**Task description:** Write out the listing in full, matching it word for word.

**Material for the task:**
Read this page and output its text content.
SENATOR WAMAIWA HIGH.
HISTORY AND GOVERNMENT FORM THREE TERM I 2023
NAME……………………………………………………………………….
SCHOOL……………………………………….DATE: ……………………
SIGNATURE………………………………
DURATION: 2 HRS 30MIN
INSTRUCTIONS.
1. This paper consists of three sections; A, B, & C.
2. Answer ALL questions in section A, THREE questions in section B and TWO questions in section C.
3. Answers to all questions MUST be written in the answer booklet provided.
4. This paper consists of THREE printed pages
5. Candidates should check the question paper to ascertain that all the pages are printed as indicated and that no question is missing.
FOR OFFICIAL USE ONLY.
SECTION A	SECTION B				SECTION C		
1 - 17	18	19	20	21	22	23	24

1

**Solution for this exercise:**
Read this page and output its text content.
SENATOR WAMAIWA HIGH.
HISTORY AND GOVERNMENT FORM THREE TERM I 2023
NAME……………………………………………………………………….
SCHOOL……………………………………….DATE: ……………………
SIGNATURE………………………………
DURATION: 2 HRS 30MIN
INSTRUCTIONS.
1. This paper consists of three sections; A, B, & C.
2. Answer ALL questions in section A, THREE questions in section B and TWO questions in section C.
3. Answers to all questions MUST be written in the answer booklet provided.
4. This paper consists of THREE printed pages
5. Candidates should check the question paper to ascertain that all the pages are printed as indicated and that no question is missing.
FOR OFFICIAL USE ONLY.
SECTION A	SECTION B				SECTION C		
1 - 17	18	19	20	21	22	23	24

1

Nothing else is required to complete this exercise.